> EXERCISE INPUT
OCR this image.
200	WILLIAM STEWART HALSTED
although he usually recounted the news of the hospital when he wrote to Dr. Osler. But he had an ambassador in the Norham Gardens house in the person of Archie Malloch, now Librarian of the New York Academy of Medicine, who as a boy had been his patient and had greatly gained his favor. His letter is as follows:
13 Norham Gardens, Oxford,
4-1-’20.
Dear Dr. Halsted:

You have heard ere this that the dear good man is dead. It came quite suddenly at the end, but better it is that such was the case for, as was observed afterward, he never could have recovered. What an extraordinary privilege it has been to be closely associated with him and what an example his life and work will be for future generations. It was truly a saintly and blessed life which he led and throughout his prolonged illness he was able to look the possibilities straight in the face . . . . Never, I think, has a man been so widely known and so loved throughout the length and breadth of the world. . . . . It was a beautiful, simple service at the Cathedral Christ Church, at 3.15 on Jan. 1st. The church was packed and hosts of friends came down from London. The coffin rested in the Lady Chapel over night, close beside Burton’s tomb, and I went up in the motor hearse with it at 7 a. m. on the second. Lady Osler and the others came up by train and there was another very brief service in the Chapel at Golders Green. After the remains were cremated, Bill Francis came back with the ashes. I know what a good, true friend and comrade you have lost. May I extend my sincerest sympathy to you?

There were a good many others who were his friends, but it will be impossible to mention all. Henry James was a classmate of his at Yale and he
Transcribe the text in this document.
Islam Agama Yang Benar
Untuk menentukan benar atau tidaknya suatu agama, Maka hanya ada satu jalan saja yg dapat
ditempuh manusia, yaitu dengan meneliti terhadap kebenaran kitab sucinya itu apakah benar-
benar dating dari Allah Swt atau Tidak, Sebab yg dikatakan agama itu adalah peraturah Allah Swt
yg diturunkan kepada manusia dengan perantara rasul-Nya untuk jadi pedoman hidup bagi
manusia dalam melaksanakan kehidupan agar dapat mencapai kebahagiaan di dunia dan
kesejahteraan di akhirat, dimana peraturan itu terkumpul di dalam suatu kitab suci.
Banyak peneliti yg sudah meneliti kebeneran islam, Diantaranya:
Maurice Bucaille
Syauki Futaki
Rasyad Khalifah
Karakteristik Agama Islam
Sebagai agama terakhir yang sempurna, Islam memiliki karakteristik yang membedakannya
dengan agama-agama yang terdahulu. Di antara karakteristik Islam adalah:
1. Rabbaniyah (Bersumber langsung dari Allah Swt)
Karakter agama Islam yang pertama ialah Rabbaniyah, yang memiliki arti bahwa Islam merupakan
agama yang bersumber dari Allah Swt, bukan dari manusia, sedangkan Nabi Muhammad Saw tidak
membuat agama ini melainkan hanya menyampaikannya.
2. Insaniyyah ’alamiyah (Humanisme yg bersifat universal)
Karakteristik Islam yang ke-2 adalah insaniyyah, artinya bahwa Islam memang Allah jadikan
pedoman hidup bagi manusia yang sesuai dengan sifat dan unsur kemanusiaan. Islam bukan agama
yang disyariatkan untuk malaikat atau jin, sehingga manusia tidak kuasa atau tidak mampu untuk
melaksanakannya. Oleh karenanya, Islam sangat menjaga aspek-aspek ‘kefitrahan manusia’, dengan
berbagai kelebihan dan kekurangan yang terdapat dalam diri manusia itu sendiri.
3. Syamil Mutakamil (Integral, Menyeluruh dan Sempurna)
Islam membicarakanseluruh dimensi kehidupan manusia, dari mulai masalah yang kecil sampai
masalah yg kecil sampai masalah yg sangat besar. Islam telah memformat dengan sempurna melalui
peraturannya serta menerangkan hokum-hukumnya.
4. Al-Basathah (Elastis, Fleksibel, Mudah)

> GIVEN TASK
Each record above should be repeated exactly as it appears.

> OUTPUT FOR THIS TASK
OCR this image.
200	WILLIAM STEWART HALSTED
although he usually recounted the news of the hospital when he wrote to Dr. Osler. But he had an ambassador in the Norham Gardens house in the person of Archie Malloch, now Librarian of the New York Academy of Medicine, who as a boy had been his patient and had greatly gained his favor. His letter is as follows:
13 Norham Gardens, Oxford,
4-1-’20.
Dear Dr. Halsted:

You have heard ere this that the dear good man is dead. It came quite suddenly at the end, but better it is that such was the case for, as was observed afterward, he never could have recovered. What an extraordinary privilege it has been to be closely associated with him and what an example his life and work will be for future generations. It was truly a saintly and blessed life which he led and throughout his prolonged illness he was able to look the possibilities straight in the face . . . . Never, I think, has a man been so widely known and so loved throughout the length and breadth of the world. . . . . It was a beautiful, simple service at the Cathedral Christ Church, at 3.15 on Jan. 1st. The church was packed and hosts of friends came down from London. The coffin rested in the Lady Chapel over night, close beside Burton’s tomb, and I went up in the motor hearse with it at 7 a. m. on the second. Lady Osler and the others came up by train and there was another very brief service in the Chapel at Golders Green. After the remains were cremated, Bill Francis came back with the ashes. I know what a good, true friend and comrade you have lost. May I extend my sincerest sympathy to you?

There were a good many others who were his friends, but it will be impossible to mention all. Henry James was a classmate of his at Yale and he
Transcribe the text in this document.
Islam Agama Yang Benar
Untuk menentukan benar atau tidaknya suatu agama, Maka hanya ada satu jalan saja yg dapat
ditempuh manusia, yaitu dengan meneliti terhadap kebenaran kitab sucinya itu apakah benar-
benar dating dari Allah Swt atau Tidak, Sebab yg dikatakan agama itu adalah peraturah Allah Swt
yg diturunkan kepada manusia dengan perantara rasul-Nya untuk jadi pedoman hidup bagi
manusia dalam melaksanakan kehidupan agar dapat mencapai kebahagiaan di dunia dan
kesejahteraan di akhirat, dimana peraturan itu terkumpul di dalam suatu kitab suci.
Banyak peneliti yg sudah meneliti kebeneran islam, Diantaranya:
Maurice Bucaille
Syauki Futaki
Rasyad Khalifah
Karakteristik Agama Islam
Sebagai agama terakhir yang sempurna, Islam memiliki karakteristik yang membedakannya
dengan agama-agama yang terdahulu. Di antara karakteristik Islam adalah:
1. Rabbaniyah (Bersumber langsung dari Allah Swt)
Karakter agama Islam yang pertama ialah Rabbaniyah, yang memiliki arti bahwa Islam merupakan
agama yang bersumber dari Allah Swt, bukan dari manusia, sedangkan Nabi Muhammad Saw tidak
membuat agama ini melainkan hanya menyampaikannya.
2. Insaniyyah ’alamiyah (Humanisme yg bersifat universal)
Karakteristik Islam yang ke-2 adalah insaniyyah, artinya bahwa Islam memang Allah jadikan
pedoman hidup bagi manusia yang sesuai dengan sifat dan unsur kemanusiaan. Islam bukan agama
yang disyariatkan untuk malaikat atau jin, sehingga manusia tidak kuasa atau tidak mampu untuk
melaksanakannya. Oleh karenanya, Islam sangat menjaga aspek-aspek ‘kefitrahan manusia’, dengan
berbagai kelebihan dan kekurangan yang terdapat dalam diri manusia itu sendiri.
3. Syamil Mutakamil (Integral, Menyeluruh dan Sempurna)
Islam membicarakanseluruh dimensi kehidupan manusia, dari mulai masalah yang kecil sampai
masalah yg kecil sampai masalah yg sangat besar. Islam telah memformat dengan sempurna melalui
peraturannya serta menerangkan hokum-hukumnya.
4. Al-Basathah (Elastis, Fleksibel, Mudah)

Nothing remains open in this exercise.